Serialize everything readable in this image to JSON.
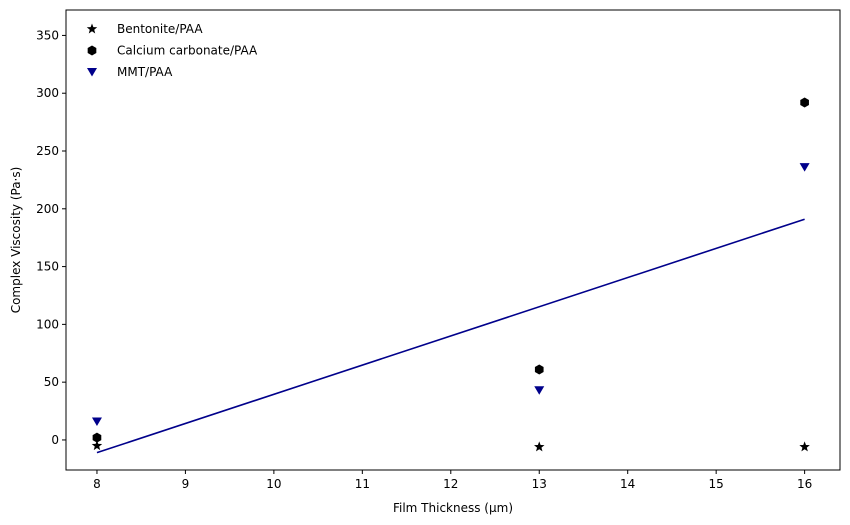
{
  "chart_data": {
    "type": "scatter",
    "xlabel": "Film Thickness (µm)",
    "ylabel": "Complex Viscosity (Pa·s)",
    "xlim": [
      7.65,
      16.4
    ],
    "ylim": [
      -26,
      372
    ],
    "xticks": [
      8,
      9,
      10,
      11,
      12,
      13,
      14,
      15,
      16
    ],
    "yticks": [
      0,
      50,
      100,
      150,
      200,
      250,
      300,
      350
    ],
    "grid": false,
    "legend_position": "top-left",
    "series": [
      {
        "name": "Bentonite/PAA",
        "marker": "star",
        "color": "#000000",
        "x": [
          8,
          13,
          16
        ],
        "y": [
          -5,
          -6,
          -6
        ]
      },
      {
        "name": "Calcium carbonate/PAA",
        "marker": "hexagon",
        "color": "#000000",
        "x": [
          8,
          13,
          16
        ],
        "y": [
          2,
          61,
          292
        ]
      },
      {
        "name": "MMT/PAA",
        "marker": "triangle-down",
        "color": "#00008b",
        "x": [
          8,
          13,
          16
        ],
        "y": [
          16,
          43,
          236
        ]
      }
    ],
    "trend_line": {
      "color": "#00008b",
      "x": [
        8,
        16
      ],
      "y": [
        -11,
        191
      ]
    }
  }
}
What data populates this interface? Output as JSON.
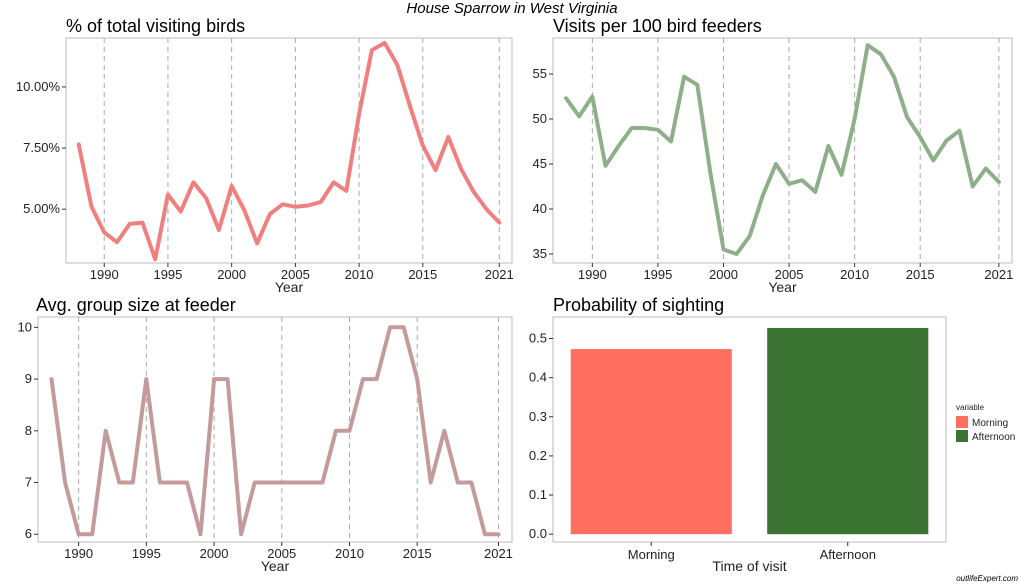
{
  "title": "House Sparrow in West Virginia",
  "watermark": "outlifeExpert.com",
  "colors": {
    "pct_line": "#F08080",
    "visits_line": "#8FAF8B",
    "group_line": "#C49A9A",
    "morning": "#FF6F61",
    "afternoon": "#3B7332",
    "grid": "#AAAAAA",
    "frame": "#BBBBBB"
  },
  "chart_data": [
    {
      "type": "line",
      "title": "% of total visiting birds",
      "xlabel": "Year",
      "ylabel": "",
      "xlim": [
        1987,
        2022
      ],
      "ylim": [
        2.8,
        12.0
      ],
      "x_ticks": [
        1990,
        1995,
        2000,
        2005,
        2010,
        2015,
        2021
      ],
      "y_ticks": [
        5,
        7.5,
        10
      ],
      "y_tick_labels": [
        "5.00%",
        "7.50%",
        "10.00%"
      ],
      "grid": "vertical-dashed",
      "series": [
        {
          "x": [
            1988,
            1989,
            1990,
            1991,
            1992,
            1993,
            1994,
            1995,
            1996,
            1997,
            1998,
            1999,
            2000,
            2001,
            2002,
            2003,
            2004,
            2005,
            2006,
            2007,
            2008,
            2009,
            2010,
            2011,
            2012,
            2013,
            2014,
            2015,
            2016,
            2017,
            2018,
            2019,
            2020,
            2021
          ],
          "values": [
            7.65,
            5.1,
            4.05,
            3.65,
            4.4,
            4.45,
            2.95,
            5.6,
            4.9,
            6.1,
            5.45,
            4.15,
            5.95,
            4.95,
            3.6,
            4.8,
            5.2,
            5.1,
            5.15,
            5.3,
            6.1,
            5.75,
            8.9,
            11.5,
            11.8,
            10.9,
            9.2,
            7.6,
            6.6,
            7.95,
            6.65,
            5.7,
            5.0,
            4.45
          ]
        }
      ]
    },
    {
      "type": "line",
      "title": "Visits per 100 bird feeders",
      "xlabel": "Year",
      "ylabel": "",
      "xlim": [
        1987,
        2022
      ],
      "ylim": [
        34,
        59
      ],
      "x_ticks": [
        1990,
        1995,
        2000,
        2005,
        2010,
        2015,
        2021
      ],
      "y_ticks": [
        35,
        40,
        45,
        50,
        55
      ],
      "grid": "vertical-dashed",
      "series": [
        {
          "x": [
            1988,
            1989,
            1990,
            1991,
            1992,
            1993,
            1994,
            1995,
            1996,
            1997,
            1998,
            1999,
            2000,
            2001,
            2002,
            2003,
            2004,
            2005,
            2006,
            2007,
            2008,
            2009,
            2010,
            2011,
            2012,
            2013,
            2014,
            2015,
            2016,
            2017,
            2018,
            2019,
            2020,
            2021
          ],
          "values": [
            52.3,
            50.3,
            52.5,
            44.8,
            47.0,
            49.0,
            49.0,
            48.8,
            47.5,
            54.7,
            53.8,
            44.0,
            35.5,
            35.0,
            37.0,
            41.5,
            45.0,
            42.8,
            43.2,
            41.9,
            47.0,
            43.8,
            50.0,
            58.2,
            57.2,
            54.7,
            50.2,
            48.0,
            45.4,
            47.6,
            48.7,
            42.5,
            44.5,
            43.0
          ]
        }
      ]
    },
    {
      "type": "line",
      "title": "Avg. group size at feeder",
      "xlabel": "Year",
      "ylabel": "",
      "xlim": [
        1987,
        2022
      ],
      "ylim": [
        5.85,
        10.2
      ],
      "x_ticks": [
        1990,
        1995,
        2000,
        2005,
        2010,
        2015,
        2021
      ],
      "y_ticks": [
        6,
        7,
        8,
        9,
        10
      ],
      "grid": "vertical-dashed",
      "series": [
        {
          "x": [
            1988,
            1989,
            1990,
            1991,
            1992,
            1993,
            1994,
            1995,
            1996,
            1997,
            1998,
            1999,
            2000,
            2001,
            2002,
            2003,
            2004,
            2005,
            2006,
            2007,
            2008,
            2009,
            2010,
            2011,
            2012,
            2013,
            2014,
            2015,
            2016,
            2017,
            2018,
            2019,
            2020,
            2021
          ],
          "values": [
            9,
            7,
            6,
            6,
            8,
            7,
            7,
            9,
            7,
            7,
            7,
            6,
            9,
            9,
            6,
            7,
            7,
            7,
            7,
            7,
            7,
            8,
            8,
            9,
            9,
            10,
            10,
            9,
            7,
            8,
            7,
            7,
            6,
            6
          ]
        }
      ]
    },
    {
      "type": "bar",
      "title": "Probability of sighting",
      "xlabel": "Time of visit",
      "ylabel": "",
      "categories": [
        "Morning",
        "Afternoon"
      ],
      "values": [
        0.473,
        0.527
      ],
      "ylim": [
        -0.02,
        0.555
      ],
      "y_ticks": [
        0,
        0.1,
        0.2,
        0.3,
        0.4,
        0.5
      ],
      "y_tick_labels": [
        "0.0",
        "0.1",
        "0.2",
        "0.3",
        "0.4",
        "0.5"
      ],
      "legend": {
        "title": "variable",
        "placement": "right",
        "entries": [
          "Morning",
          "Afternoon"
        ]
      }
    }
  ]
}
● ● ●
TASK DETAILS:
Skip the pictures and transcribe the rest of the records exactly.

THE OUTPUT:
Serialize everything readable in this image to JSON.
{
  "chart_data": {
    "type": "scatter",
    "xlabel": "Film Thickness (µm)",
    "ylabel": "Complex Viscosity (Pa·s)",
    "xlim": [
      7.65,
      16.4
    ],
    "ylim": [
      -26,
      372
    ],
    "xticks": [
      8,
      9,
      10,
      11,
      12,
      13,
      14,
      15,
      16
    ],
    "yticks": [
      0,
      50,
      100,
      150,
      200,
      250,
      300,
      350
    ],
    "grid": false,
    "legend_position": "top-left",
    "series": [
      {
        "name": "Bentonite/PAA",
        "marker": "star",
        "color": "#000000",
        "x": [
          8,
          13,
          16
        ],
        "y": [
          -5,
          -6,
          -6
        ]
      },
      {
        "name": "Calcium carbonate/PAA",
        "marker": "hexagon",
        "color": "#000000",
        "x": [
          8,
          13,
          16
        ],
        "y": [
          2,
          61,
          292
        ]
      },
      {
        "name": "MMT/PAA",
        "marker": "triangle-down",
        "color": "#00008b",
        "x": [
          8,
          13,
          16
        ],
        "y": [
          16,
          43,
          236
        ]
      }
    ],
    "trend_line": {
      "color": "#00008b",
      "x": [
        8,
        16
      ],
      "y": [
        -11,
        191
      ]
    }
  }
}
What data populates this interface? Output as JSON.
{
  "title": "House Sparrow in West Virginia",
  "watermark": "outlifeExpert.com",
  "colors": {
    "pct_line": "#F08080",
    "visits_line": "#8FAF8B",
    "group_line": "#C49A9A",
    "morning": "#FF6F61",
    "afternoon": "#3B7332",
    "grid": "#AAAAAA",
    "frame": "#BBBBBB"
  },
  "chart_data": [
    {
      "type": "line",
      "title": "% of total visiting birds",
      "xlabel": "Year",
      "ylabel": "",
      "xlim": [
        1987,
        2022
      ],
      "ylim": [
        2.8,
        12.0
      ],
      "x_ticks": [
        1990,
        1995,
        2000,
        2005,
        2010,
        2015,
        2021
      ],
      "y_ticks": [
        5,
        7.5,
        10
      ],
      "y_tick_labels": [
        "5.00%",
        "7.50%",
        "10.00%"
      ],
      "grid": "vertical-dashed",
      "series": [
        {
          "x": [
            1988,
            1989,
            1990,
            1991,
            1992,
            1993,
            1994,
            1995,
            1996,
            1997,
            1998,
            1999,
            2000,
            2001,
            2002,
            2003,
            2004,
            2005,
            2006,
            2007,
            2008,
            2009,
            2010,
            2011,
            2012,
            2013,
            2014,
            2015,
            2016,
            2017,
            2018,
            2019,
            2020,
            2021
          ],
          "values": [
            7.65,
            5.1,
            4.05,
            3.65,
            4.4,
            4.45,
            2.95,
            5.6,
            4.9,
            6.1,
            5.45,
            4.15,
            5.95,
            4.95,
            3.6,
            4.8,
            5.2,
            5.1,
            5.15,
            5.3,
            6.1,
            5.75,
            8.9,
            11.5,
            11.8,
            10.9,
            9.2,
            7.6,
            6.6,
            7.95,
            6.65,
            5.7,
            5.0,
            4.45
          ]
        }
      ]
    },
    {
      "type": "line",
      "title": "Visits per 100 bird feeders",
      "xlabel": "Year",
      "ylabel": "",
      "xlim": [
        1987,
        2022
      ],
      "ylim": [
        34,
        59
      ],
      "x_ticks": [
        1990,
        1995,
        2000,
        2005,
        2010,
        2015,
        2021
      ],
      "y_ticks": [
        35,
        40,
        45,
        50,
        55
      ],
      "grid": "vertical-dashed",
      "series": [
        {
          "x": [
            1988,
            1989,
            1990,
            1991,
            1992,
            1993,
            1994,
            1995,
            1996,
            1997,
            1998,
            1999,
            2000,
            2001,
            2002,
            2003,
            2004,
            2005,
            2006,
            2007,
            2008,
            2009,
            2010,
            2011,
            2012,
            2013,
            2014,
            2015,
            2016,
            2017,
            2018,
            2019,
            2020,
            2021
          ],
          "values": [
            52.3,
            50.3,
            52.5,
            44.8,
            47.0,
            49.0,
            49.0,
            48.8,
            47.5,
            54.7,
            53.8,
            44.0,
            35.5,
            35.0,
            37.0,
            41.5,
            45.0,
            42.8,
            43.2,
            41.9,
            47.0,
            43.8,
            50.0,
            58.2,
            57.2,
            54.7,
            50.2,
            48.0,
            45.4,
            47.6,
            48.7,
            42.5,
            44.5,
            43.0
          ]
        }
      ]
    },
    {
      "type": "line",
      "title": "Avg. group size at feeder",
      "xlabel": "Year",
      "ylabel": "",
      "xlim": [
        1987,
        2022
      ],
      "ylim": [
        5.85,
        10.2
      ],
      "x_ticks": [
        1990,
        1995,
        2000,
        2005,
        2010,
        2015,
        2021
      ],
      "y_ticks": [
        6,
        7,
        8,
        9,
        10
      ],
      "grid": "vertical-dashed",
      "series": [
        {
          "x": [
            1988,
            1989,
            1990,
            1991,
            1992,
            1993,
            1994,
            1995,
            1996,
            1997,
            1998,
            1999,
            2000,
            2001,
            2002,
            2003,
            2004,
            2005,
            2006,
            2007,
            2008,
            2009,
            2010,
            2011,
            2012,
            2013,
            2014,
            2015,
            2016,
            2017,
            2018,
            2019,
            2020,
            2021
          ],
          "values": [
            9,
            7,
            6,
            6,
            8,
            7,
            7,
            9,
            7,
            7,
            7,
            6,
            9,
            9,
            6,
            7,
            7,
            7,
            7,
            7,
            7,
            8,
            8,
            9,
            9,
            10,
            10,
            9,
            7,
            8,
            7,
            7,
            6,
            6
          ]
        }
      ]
    },
    {
      "type": "bar",
      "title": "Probability of sighting",
      "xlabel": "Time of visit",
      "ylabel": "",
      "categories": [
        "Morning",
        "Afternoon"
      ],
      "values": [
        0.473,
        0.527
      ],
      "ylim": [
        -0.02,
        0.555
      ],
      "y_ticks": [
        0,
        0.1,
        0.2,
        0.3,
        0.4,
        0.5
      ],
      "y_tick_labels": [
        "0.0",
        "0.1",
        "0.2",
        "0.3",
        "0.4",
        "0.5"
      ],
      "legend": {
        "title": "variable",
        "placement": "right",
        "entries": [
          "Morning",
          "Afternoon"
        ]
      }
    }
  ]
}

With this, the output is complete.